Transcribe all of the records precisely as they are presented.
________
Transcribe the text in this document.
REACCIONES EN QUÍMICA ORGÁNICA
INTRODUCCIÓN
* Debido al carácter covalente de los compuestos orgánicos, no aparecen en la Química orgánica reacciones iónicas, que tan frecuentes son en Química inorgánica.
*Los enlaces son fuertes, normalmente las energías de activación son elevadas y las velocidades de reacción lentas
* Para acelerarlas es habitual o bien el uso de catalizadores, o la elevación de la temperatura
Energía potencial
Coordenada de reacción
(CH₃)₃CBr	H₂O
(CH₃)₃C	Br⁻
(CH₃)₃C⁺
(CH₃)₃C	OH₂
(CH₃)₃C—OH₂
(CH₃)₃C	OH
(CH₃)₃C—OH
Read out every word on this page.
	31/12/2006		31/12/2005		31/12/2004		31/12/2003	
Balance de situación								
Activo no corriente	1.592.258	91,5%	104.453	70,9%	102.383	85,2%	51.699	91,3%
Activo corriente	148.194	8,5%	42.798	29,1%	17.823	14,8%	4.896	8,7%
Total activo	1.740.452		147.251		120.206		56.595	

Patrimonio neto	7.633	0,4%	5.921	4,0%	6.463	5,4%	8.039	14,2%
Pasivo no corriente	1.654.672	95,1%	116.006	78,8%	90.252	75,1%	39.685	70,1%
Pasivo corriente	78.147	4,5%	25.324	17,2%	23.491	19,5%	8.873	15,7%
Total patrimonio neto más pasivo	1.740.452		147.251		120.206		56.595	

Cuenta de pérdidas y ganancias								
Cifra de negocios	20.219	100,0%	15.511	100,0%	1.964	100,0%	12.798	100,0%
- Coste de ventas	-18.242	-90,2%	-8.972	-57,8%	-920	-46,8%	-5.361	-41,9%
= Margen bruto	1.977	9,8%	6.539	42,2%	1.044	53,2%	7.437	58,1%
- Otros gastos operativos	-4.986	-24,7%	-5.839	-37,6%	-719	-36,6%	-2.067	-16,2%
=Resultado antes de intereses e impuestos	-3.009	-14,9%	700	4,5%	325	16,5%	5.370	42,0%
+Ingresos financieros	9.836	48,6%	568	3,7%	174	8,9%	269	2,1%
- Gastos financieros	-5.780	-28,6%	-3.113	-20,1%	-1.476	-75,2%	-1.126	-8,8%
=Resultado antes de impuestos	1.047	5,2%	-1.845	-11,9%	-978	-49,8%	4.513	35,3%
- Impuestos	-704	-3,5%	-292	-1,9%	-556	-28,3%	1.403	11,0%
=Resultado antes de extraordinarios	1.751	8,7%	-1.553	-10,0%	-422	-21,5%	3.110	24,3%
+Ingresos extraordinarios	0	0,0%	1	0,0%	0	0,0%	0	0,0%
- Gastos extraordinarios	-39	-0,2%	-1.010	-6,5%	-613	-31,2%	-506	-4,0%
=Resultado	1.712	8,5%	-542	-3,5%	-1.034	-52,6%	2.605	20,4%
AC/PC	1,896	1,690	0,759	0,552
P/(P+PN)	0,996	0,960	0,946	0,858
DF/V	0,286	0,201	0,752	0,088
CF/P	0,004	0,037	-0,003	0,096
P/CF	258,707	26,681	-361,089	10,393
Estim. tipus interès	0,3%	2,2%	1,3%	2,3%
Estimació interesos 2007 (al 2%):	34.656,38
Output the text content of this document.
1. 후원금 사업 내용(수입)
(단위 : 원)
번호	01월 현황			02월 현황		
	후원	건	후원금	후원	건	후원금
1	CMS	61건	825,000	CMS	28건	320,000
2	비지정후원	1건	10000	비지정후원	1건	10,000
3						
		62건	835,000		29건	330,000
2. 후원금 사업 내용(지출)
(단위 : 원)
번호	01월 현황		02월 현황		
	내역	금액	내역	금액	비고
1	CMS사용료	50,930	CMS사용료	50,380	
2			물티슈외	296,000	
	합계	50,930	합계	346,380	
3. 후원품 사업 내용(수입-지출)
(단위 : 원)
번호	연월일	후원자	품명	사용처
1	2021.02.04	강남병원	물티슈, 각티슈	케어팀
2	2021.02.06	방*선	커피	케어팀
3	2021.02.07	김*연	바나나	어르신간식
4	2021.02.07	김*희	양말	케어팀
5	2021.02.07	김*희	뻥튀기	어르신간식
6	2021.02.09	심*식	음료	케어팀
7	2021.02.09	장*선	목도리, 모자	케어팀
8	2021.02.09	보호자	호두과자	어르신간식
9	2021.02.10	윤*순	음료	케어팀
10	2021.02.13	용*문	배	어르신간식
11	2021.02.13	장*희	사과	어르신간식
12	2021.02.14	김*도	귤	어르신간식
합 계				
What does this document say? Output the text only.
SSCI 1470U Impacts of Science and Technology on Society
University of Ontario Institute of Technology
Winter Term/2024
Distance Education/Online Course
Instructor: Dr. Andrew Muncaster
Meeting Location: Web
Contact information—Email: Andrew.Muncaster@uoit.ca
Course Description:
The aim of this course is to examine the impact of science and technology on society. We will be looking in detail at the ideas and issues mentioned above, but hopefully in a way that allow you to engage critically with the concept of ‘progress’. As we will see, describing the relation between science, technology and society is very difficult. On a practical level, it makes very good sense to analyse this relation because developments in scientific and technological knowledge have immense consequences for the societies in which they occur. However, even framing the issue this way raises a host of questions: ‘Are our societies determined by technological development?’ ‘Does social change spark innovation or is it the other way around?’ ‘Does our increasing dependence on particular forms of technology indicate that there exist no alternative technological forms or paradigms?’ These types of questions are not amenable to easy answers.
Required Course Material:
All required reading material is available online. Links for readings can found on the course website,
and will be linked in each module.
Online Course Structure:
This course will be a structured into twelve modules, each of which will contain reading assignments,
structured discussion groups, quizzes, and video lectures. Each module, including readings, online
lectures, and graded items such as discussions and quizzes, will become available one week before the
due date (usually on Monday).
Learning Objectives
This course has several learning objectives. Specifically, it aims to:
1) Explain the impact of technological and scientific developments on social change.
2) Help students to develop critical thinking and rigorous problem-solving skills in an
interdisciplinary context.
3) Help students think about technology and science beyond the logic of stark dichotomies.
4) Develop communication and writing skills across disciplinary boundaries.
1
________
- **ANSWER TO THE EXERCISE**
Transcribe the text in this document.
REACCIONES EN QUÍMICA ORGÁNICA
INTRODUCCIÓN
* Debido al carácter covalente de los compuestos orgánicos, no aparecen en la Química orgánica reacciones iónicas, que tan frecuentes son en Química inorgánica.
*Los enlaces son fuertes, normalmente las energías de activación son elevadas y las velocidades de reacción lentas
* Para acelerarlas es habitual o bien el uso de catalizadores, o la elevación de la temperatura
Energía potencial
Coordenada de reacción
(CH₃)₃CBr	H₂O
(CH₃)₃C	Br⁻
(CH₃)₃C⁺
(CH₃)₃C	OH₂
(CH₃)₃C—OH₂
(CH₃)₃C	OH
(CH₃)₃C—OH
Read out every word on this page.
	31/12/2006		31/12/2005		31/12/2004		31/12/2003	
Balance de situación								
Activo no corriente	1.592.258	91,5%	104.453	70,9%	102.383	85,2%	51.699	91,3%
Activo corriente	148.194	8,5%	42.798	29,1%	17.823	14,8%	4.896	8,7%
Total activo	1.740.452		147.251		120.206		56.595	

Patrimonio neto	7.633	0,4%	5.921	4,0%	6.463	5,4%	8.039	14,2%
Pasivo no corriente	1.654.672	95,1%	116.006	78,8%	90.252	75,1%	39.685	70,1%
Pasivo corriente	78.147	4,5%	25.324	17,2%	23.491	19,5%	8.873	15,7%
Total patrimonio neto más pasivo	1.740.452		147.251		120.206		56.595	

Cuenta de pérdidas y ganancias								
Cifra de negocios	20.219	100,0%	15.511	100,0%	1.964	100,0%	12.798	100,0%
- Coste de ventas	-18.242	-90,2%	-8.972	-57,8%	-920	-46,8%	-5.361	-41,9%
= Margen bruto	1.977	9,8%	6.539	42,2%	1.044	53,2%	7.437	58,1%
- Otros gastos operativos	-4.986	-24,7%	-5.839	-37,6%	-719	-36,6%	-2.067	-16,2%
=Resultado antes de intereses e impuestos	-3.009	-14,9%	700	4,5%	325	16,5%	5.370	42,0%
+Ingresos financieros	9.836	48,6%	568	3,7%	174	8,9%	269	2,1%
- Gastos financieros	-5.780	-28,6%	-3.113	-20,1%	-1.476	-75,2%	-1.126	-8,8%
=Resultado antes de impuestos	1.047	5,2%	-1.845	-11,9%	-978	-49,8%	4.513	35,3%
- Impuestos	-704	-3,5%	-292	-1,9%	-556	-28,3%	1.403	11,0%
=Resultado antes de extraordinarios	1.751	8,7%	-1.553	-10,0%	-422	-21,5%	3.110	24,3%
+Ingresos extraordinarios	0	0,0%	1	0,0%	0	0,0%	0	0,0%
- Gastos extraordinarios	-39	-0,2%	-1.010	-6,5%	-613	-31,2%	-506	-4,0%
=Resultado	1.712	8,5%	-542	-3,5%	-1.034	-52,6%	2.605	20,4%
AC/PC	1,896	1,690	0,759	0,552
P/(P+PN)	0,996	0,960	0,946	0,858
DF/V	0,286	0,201	0,752	0,088
CF/P	0,004	0,037	-0,003	0,096
P/CF	258,707	26,681	-361,089	10,393
Estim. tipus interès	0,3%	2,2%	1,3%	2,3%
Estimació interesos 2007 (al 2%):	34.656,38
Output the text content of this document.
1. 후원금 사업 내용(수입)
(단위 : 원)
번호	01월 현황			02월 현황		
	후원	건	후원금	후원	건	후원금
1	CMS	61건	825,000	CMS	28건	320,000
2	비지정후원	1건	10000	비지정후원	1건	10,000
3						
		62건	835,000		29건	330,000
2. 후원금 사업 내용(지출)
(단위 : 원)
번호	01월 현황		02월 현황		
	내역	금액	내역	금액	비고
1	CMS사용료	50,930	CMS사용료	50,380	
2			물티슈외	296,000	
	합계	50,930	합계	346,380	
3. 후원품 사업 내용(수입-지출)
(단위 : 원)
번호	연월일	후원자	품명	사용처
1	2021.02.04	강남병원	물티슈, 각티슈	케어팀
2	2021.02.06	방*선	커피	케어팀
3	2021.02.07	김*연	바나나	어르신간식
4	2021.02.07	김*희	양말	케어팀
5	2021.02.07	김*희	뻥튀기	어르신간식
6	2021.02.09	심*식	음료	케어팀
7	2021.02.09	장*선	목도리, 모자	케어팀
8	2021.02.09	보호자	호두과자	어르신간식
9	2021.02.10	윤*순	음료	케어팀
10	2021.02.13	용*문	배	어르신간식
11	2021.02.13	장*희	사과	어르신간식
12	2021.02.14	김*도	귤	어르신간식
합 계				
What does this document say? Output the text only.
SSCI 1470U Impacts of Science and Technology on Society
University of Ontario Institute of Technology
Winter Term/2024
Distance Education/Online Course
Instructor: Dr. Andrew Muncaster
Meeting Location: Web
Contact information—Email: Andrew.Muncaster@uoit.ca
Course Description:
The aim of this course is to examine the impact of science and technology on society. We will be looking in detail at the ideas and issues mentioned above, but hopefully in a way that allow you to engage critically with the concept of ‘progress’. As we will see, describing the relation between science, technology and society is very difficult. On a practical level, it makes very good sense to analyse this relation because developments in scientific and technological knowledge have immense consequences for the societies in which they occur. However, even framing the issue this way raises a host of questions: ‘Are our societies determined by technological development?’ ‘Does social change spark innovation or is it the other way around?’ ‘Does our increasing dependence on particular forms of technology indicate that there exist no alternative technological forms or paradigms?’ These types of questions are not amenable to easy answers.
Required Course Material:
All required reading material is available online. Links for readings can found on the course website,
and will be linked in each module.
Online Course Structure:
This course will be a structured into twelve modules, each of which will contain reading assignments,
structured discussion groups, quizzes, and video lectures. Each module, including readings, online
lectures, and graded items such as discussions and quizzes, will become available one week before the
due date (usually on Monday).
Learning Objectives
This course has several learning objectives. Specifically, it aims to:
1) Explain the impact of technological and scientific developments on social change.
2) Help students to develop critical thinking and rigorous problem-solving skills in an
interdisciplinary context.
3) Help students think about technology and science beyond the logic of stark dichotomies.
4) Develop communication and writing skills across disciplinary boundaries.
1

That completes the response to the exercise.